## Short task
Restate each entry word for word, leaving nothing out.

— BEGIN Material to process —

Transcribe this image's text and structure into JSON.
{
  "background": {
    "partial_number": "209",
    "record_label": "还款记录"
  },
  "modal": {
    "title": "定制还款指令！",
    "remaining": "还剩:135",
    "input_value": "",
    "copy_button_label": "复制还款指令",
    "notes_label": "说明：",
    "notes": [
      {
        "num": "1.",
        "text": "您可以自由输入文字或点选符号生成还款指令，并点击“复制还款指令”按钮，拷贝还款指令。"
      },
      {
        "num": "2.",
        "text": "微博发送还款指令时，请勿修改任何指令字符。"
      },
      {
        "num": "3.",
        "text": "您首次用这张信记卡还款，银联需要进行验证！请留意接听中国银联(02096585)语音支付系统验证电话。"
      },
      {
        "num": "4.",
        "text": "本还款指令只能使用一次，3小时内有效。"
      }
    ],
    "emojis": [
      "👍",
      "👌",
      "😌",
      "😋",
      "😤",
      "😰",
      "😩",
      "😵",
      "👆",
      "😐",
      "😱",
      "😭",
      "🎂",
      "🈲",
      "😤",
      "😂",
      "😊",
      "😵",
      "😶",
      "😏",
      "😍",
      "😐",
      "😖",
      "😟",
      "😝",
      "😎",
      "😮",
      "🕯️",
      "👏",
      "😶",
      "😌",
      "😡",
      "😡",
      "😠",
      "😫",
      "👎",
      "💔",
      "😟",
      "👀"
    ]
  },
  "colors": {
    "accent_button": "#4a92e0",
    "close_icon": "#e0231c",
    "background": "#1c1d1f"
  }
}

— END Material to process —

## Full response
Transcribe this image's text and structure into JSON.
{
  "background": {
    "partial_number": "209",
    "record_label": "还款记录"
  },
  "modal": {
    "title": "定制还款指令！",
    "remaining": "还剩:135",
    "input_value": "",
    "copy_button_label": "复制还款指令",
    "notes_label": "说明：",
    "notes": [
      {
        "num": "1.",
        "text": "您可以自由输入文字或点选符号生成还款指令，并点击“复制还款指令”按钮，拷贝还款指令。"
      },
      {
        "num": "2.",
        "text": "微博发送还款指令时，请勿修改任何指令字符。"
      },
      {
        "num": "3.",
        "text": "您首次用这张信记卡还款，银联需要进行验证！请留意接听中国银联(02096585)语音支付系统验证电话。"
      },
      {
        "num": "4.",
        "text": "本还款指令只能使用一次，3小时内有效。"
      }
    ],
    "emojis": [
      "👍",
      "👌",
      "😌",
      "😋",
      "😤",
      "😰",
      "😩",
      "😵",
      "👆",
      "😐",
      "😱",
      "😭",
      "🎂",
      "🈲",
      "😤",
      "😂",
      "😊",
      "😵",
      "😶",
      "😏",
      "😍",
      "😐",
      "😖",
      "😟",
      "😝",
      "😎",
      "😮",
      "🕯️",
      "👏",
      "😶",
      "😌",
      "😡",
      "😡",
      "😠",
      "😫",
      "👎",
      "💔",
      "😟",
      "👀"
    ]
  },
  "colors": {
    "accent_button": "#4a92e0",
    "close_icon": "#e0231c",
    "background": "#1c1d1f"
  }
}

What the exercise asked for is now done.